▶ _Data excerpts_
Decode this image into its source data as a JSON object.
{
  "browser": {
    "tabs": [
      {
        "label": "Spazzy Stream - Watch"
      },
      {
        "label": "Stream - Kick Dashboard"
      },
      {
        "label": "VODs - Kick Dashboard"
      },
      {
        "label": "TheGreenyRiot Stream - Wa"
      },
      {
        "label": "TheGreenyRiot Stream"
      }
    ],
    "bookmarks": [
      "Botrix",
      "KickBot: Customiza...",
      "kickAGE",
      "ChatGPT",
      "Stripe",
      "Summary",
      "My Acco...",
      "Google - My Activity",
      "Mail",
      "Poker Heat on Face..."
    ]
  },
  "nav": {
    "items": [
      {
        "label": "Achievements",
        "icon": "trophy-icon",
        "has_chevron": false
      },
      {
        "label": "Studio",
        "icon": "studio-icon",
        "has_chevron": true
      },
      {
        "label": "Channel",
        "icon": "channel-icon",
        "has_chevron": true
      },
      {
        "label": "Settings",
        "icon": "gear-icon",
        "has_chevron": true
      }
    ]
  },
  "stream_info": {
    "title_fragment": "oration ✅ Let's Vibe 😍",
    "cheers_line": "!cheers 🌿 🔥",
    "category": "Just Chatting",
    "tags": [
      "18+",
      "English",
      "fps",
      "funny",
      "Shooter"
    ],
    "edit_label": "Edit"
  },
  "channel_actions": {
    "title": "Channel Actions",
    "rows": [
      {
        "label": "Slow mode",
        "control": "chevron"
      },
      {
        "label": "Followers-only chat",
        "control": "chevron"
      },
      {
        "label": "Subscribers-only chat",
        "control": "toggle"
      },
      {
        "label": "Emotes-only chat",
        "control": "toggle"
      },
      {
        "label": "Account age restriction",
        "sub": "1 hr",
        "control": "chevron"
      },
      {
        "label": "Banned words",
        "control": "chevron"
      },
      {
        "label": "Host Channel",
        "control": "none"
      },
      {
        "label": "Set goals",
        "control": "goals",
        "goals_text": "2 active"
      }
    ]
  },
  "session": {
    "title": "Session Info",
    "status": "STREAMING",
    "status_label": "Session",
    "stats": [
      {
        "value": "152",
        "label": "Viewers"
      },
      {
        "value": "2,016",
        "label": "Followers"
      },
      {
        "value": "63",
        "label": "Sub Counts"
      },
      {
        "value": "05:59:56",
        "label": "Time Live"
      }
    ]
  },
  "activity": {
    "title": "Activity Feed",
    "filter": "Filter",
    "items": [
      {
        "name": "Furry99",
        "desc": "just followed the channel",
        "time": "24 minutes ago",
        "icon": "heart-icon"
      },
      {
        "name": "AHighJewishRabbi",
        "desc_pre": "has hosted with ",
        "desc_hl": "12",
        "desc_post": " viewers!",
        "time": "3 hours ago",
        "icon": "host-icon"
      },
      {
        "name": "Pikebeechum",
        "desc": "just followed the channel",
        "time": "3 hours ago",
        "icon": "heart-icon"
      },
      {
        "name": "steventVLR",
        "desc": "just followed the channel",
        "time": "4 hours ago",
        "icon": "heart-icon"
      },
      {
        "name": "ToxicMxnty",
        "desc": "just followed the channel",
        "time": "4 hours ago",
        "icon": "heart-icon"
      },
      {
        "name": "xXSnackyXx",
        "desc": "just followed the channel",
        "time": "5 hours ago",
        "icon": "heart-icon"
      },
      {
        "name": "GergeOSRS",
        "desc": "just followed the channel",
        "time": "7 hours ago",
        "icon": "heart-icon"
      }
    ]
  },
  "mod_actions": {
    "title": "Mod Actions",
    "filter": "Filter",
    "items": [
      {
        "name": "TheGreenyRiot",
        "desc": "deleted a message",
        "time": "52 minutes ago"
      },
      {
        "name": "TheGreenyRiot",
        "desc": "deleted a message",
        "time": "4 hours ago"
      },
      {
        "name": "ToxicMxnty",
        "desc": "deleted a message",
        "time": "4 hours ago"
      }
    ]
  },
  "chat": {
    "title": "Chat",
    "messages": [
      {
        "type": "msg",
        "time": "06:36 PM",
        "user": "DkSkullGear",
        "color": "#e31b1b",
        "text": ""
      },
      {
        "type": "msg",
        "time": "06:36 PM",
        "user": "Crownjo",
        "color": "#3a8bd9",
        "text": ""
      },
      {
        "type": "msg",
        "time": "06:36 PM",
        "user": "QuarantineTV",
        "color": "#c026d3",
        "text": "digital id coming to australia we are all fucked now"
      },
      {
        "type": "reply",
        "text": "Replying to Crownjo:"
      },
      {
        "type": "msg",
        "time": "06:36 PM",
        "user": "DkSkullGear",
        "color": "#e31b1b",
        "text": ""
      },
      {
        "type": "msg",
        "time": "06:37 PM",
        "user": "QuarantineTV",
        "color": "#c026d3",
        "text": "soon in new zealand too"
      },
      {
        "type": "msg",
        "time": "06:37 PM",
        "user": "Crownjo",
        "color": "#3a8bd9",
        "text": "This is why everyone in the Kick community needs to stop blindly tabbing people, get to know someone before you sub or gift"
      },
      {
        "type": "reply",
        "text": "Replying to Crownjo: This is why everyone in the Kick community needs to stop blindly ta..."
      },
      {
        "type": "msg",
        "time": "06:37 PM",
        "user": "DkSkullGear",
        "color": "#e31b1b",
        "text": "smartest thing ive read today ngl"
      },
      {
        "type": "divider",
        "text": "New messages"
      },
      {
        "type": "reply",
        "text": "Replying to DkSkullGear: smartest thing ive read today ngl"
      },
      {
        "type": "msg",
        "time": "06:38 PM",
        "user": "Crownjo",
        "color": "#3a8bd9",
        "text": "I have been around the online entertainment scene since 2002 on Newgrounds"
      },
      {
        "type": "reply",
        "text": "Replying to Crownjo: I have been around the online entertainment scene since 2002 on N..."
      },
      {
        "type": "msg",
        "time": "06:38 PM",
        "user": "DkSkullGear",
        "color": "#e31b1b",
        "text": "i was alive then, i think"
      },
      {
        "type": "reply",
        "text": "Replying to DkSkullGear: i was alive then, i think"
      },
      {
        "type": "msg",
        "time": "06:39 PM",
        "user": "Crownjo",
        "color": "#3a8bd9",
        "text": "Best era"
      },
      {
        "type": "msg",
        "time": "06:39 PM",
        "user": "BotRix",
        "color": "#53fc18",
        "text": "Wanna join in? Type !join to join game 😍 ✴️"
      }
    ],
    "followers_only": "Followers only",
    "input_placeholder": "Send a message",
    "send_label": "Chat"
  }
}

▶ _AIM OF THE EXERCISE_
The listing above should be transcribed in full, exactly as written.

▶ _TASK OUTPUT_
Decode this image into its source data as a JSON object.
{
  "browser": {
    "tabs": [
      {
        "label": "Spazzy Stream - Watch"
      },
      {
        "label": "Stream - Kick Dashboard"
      },
      {
        "label": "VODs - Kick Dashboard"
      },
      {
        "label": "TheGreenyRiot Stream - Wa"
      },
      {
        "label": "TheGreenyRiot Stream"
      }
    ],
    "bookmarks": [
      "Botrix",
      "KickBot: Customiza...",
      "kickAGE",
      "ChatGPT",
      "Stripe",
      "Summary",
      "My Acco...",
      "Google - My Activity",
      "Mail",
      "Poker Heat on Face..."
    ]
  },
  "nav": {
    "items": [
      {
        "label": "Achievements",
        "icon": "trophy-icon",
        "has_chevron": false
      },
      {
        "label": "Studio",
        "icon": "studio-icon",
        "has_chevron": true
      },
      {
        "label": "Channel",
        "icon": "channel-icon",
        "has_chevron": true
      },
      {
        "label": "Settings",
        "icon": "gear-icon",
        "has_chevron": true
      }
    ]
  },
  "stream_info": {
    "title_fragment": "oration ✅ Let's Vibe 😍",
    "cheers_line": "!cheers 🌿 🔥",
    "category": "Just Chatting",
    "tags": [
      "18+",
      "English",
      "fps",
      "funny",
      "Shooter"
    ],
    "edit_label": "Edit"
  },
  "channel_actions": {
    "title": "Channel Actions",
    "rows": [
      {
        "label": "Slow mode",
        "control": "chevron"
      },
      {
        "label": "Followers-only chat",
        "control": "chevron"
      },
      {
        "label": "Subscribers-only chat",
        "control": "toggle"
      },
      {
        "label": "Emotes-only chat",
        "control": "toggle"
      },
      {
        "label": "Account age restriction",
        "sub": "1 hr",
        "control": "chevron"
      },
      {
        "label": "Banned words",
        "control": "chevron"
      },
      {
        "label": "Host Channel",
        "control": "none"
      },
      {
        "label": "Set goals",
        "control": "goals",
        "goals_text": "2 active"
      }
    ]
  },
  "session": {
    "title": "Session Info",
    "status": "STREAMING",
    "status_label": "Session",
    "stats": [
      {
        "value": "152",
        "label": "Viewers"
      },
      {
        "value": "2,016",
        "label": "Followers"
      },
      {
        "value": "63",
        "label": "Sub Counts"
      },
      {
        "value": "05:59:56",
        "label": "Time Live"
      }
    ]
  },
  "activity": {
    "title": "Activity Feed",
    "filter": "Filter",
    "items": [
      {
        "name": "Furry99",
        "desc": "just followed the channel",
        "time": "24 minutes ago",
        "icon": "heart-icon"
      },
      {
        "name": "AHighJewishRabbi",
        "desc_pre": "has hosted with ",
        "desc_hl": "12",
        "desc_post": " viewers!",
        "time": "3 hours ago",
        "icon": "host-icon"
      },
      {
        "name": "Pikebeechum",
        "desc": "just followed the channel",
        "time": "3 hours ago",
        "icon": "heart-icon"
      },
      {
        "name": "steventVLR",
        "desc": "just followed the channel",
        "time": "4 hours ago",
        "icon": "heart-icon"
      },
      {
        "name": "ToxicMxnty",
        "desc": "just followed the channel",
        "time": "4 hours ago",
        "icon": "heart-icon"
      },
      {
        "name": "xXSnackyXx",
        "desc": "just followed the channel",
        "time": "5 hours ago",
        "icon": "heart-icon"
      },
      {
        "name": "GergeOSRS",
        "desc": "just followed the channel",
        "time": "7 hours ago",
        "icon": "heart-icon"
      }
    ]
  },
  "mod_actions": {
    "title": "Mod Actions",
    "filter": "Filter",
    "items": [
      {
        "name": "TheGreenyRiot",
        "desc": "deleted a message",
        "time": "52 minutes ago"
      },
      {
        "name": "TheGreenyRiot",
        "desc": "deleted a message",
        "time": "4 hours ago"
      },
      {
        "name": "ToxicMxnty",
        "desc": "deleted a message",
        "time": "4 hours ago"
      }
    ]
  },
  "chat": {
    "title": "Chat",
    "messages": [
      {
        "type": "msg",
        "time": "06:36 PM",
        "user": "DkSkullGear",
        "color": "#e31b1b",
        "text": ""
      },
      {
        "type": "msg",
        "time": "06:36 PM",
        "user": "Crownjo",
        "color": "#3a8bd9",
        "text": ""
      },
      {
        "type": "msg",
        "time": "06:36 PM",
        "user": "QuarantineTV",
        "color": "#c026d3",
        "text": "digital id coming to australia we are all fucked now"
      },
      {
        "type": "reply",
        "text": "Replying to Crownjo:"
      },
      {
        "type": "msg",
        "time": "06:36 PM",
        "user": "DkSkullGear",
        "color": "#e31b1b",
        "text": ""
      },
      {
        "type": "msg",
        "time": "06:37 PM",
        "user": "QuarantineTV",
        "color": "#c026d3",
        "text": "soon in new zealand too"
      },
      {
        "type": "msg",
        "time": "06:37 PM",
        "user": "Crownjo",
        "color": "#3a8bd9",
        "text": "This is why everyone in the Kick community needs to stop blindly tabbing people, get to know someone before you sub or gift"
      },
      {
        "type": "reply",
        "text": "Replying to Crownjo: This is why everyone in the Kick community needs to stop blindly ta..."
      },
      {
        "type": "msg",
        "time": "06:37 PM",
        "user": "DkSkullGear",
        "color": "#e31b1b",
        "text": "smartest thing ive read today ngl"
      },
      {
        "type": "divider",
        "text": "New messages"
      },
      {
        "type": "reply",
        "text": "Replying to DkSkullGear: smartest thing ive read today ngl"
      },
      {
        "type": "msg",
        "time": "06:38 PM",
        "user": "Crownjo",
        "color": "#3a8bd9",
        "text": "I have been around the online entertainment scene since 2002 on Newgrounds"
      },
      {
        "type": "reply",
        "text": "Replying to Crownjo: I have been around the online entertainment scene since 2002 on N..."
      },
      {
        "type": "msg",
        "time": "06:38 PM",
        "user": "DkSkullGear",
        "color": "#e31b1b",
        "text": "i was alive then, i think"
      },
      {
        "type": "reply",
        "text": "Replying to DkSkullGear: i was alive then, i think"
      },
      {
        "type": "msg",
        "time": "06:39 PM",
        "user": "Crownjo",
        "color": "#3a8bd9",
        "text": "Best era"
      },
      {
        "type": "msg",
        "time": "06:39 PM",
        "user": "BotRix",
        "color": "#53fc18",
        "text": "Wanna join in? Type !join to join game 😍 ✴️"
      }
    ],
    "followers_only": "Followers only",
    "input_placeholder": "Send a message",
    "send_label": "Chat"
  }
}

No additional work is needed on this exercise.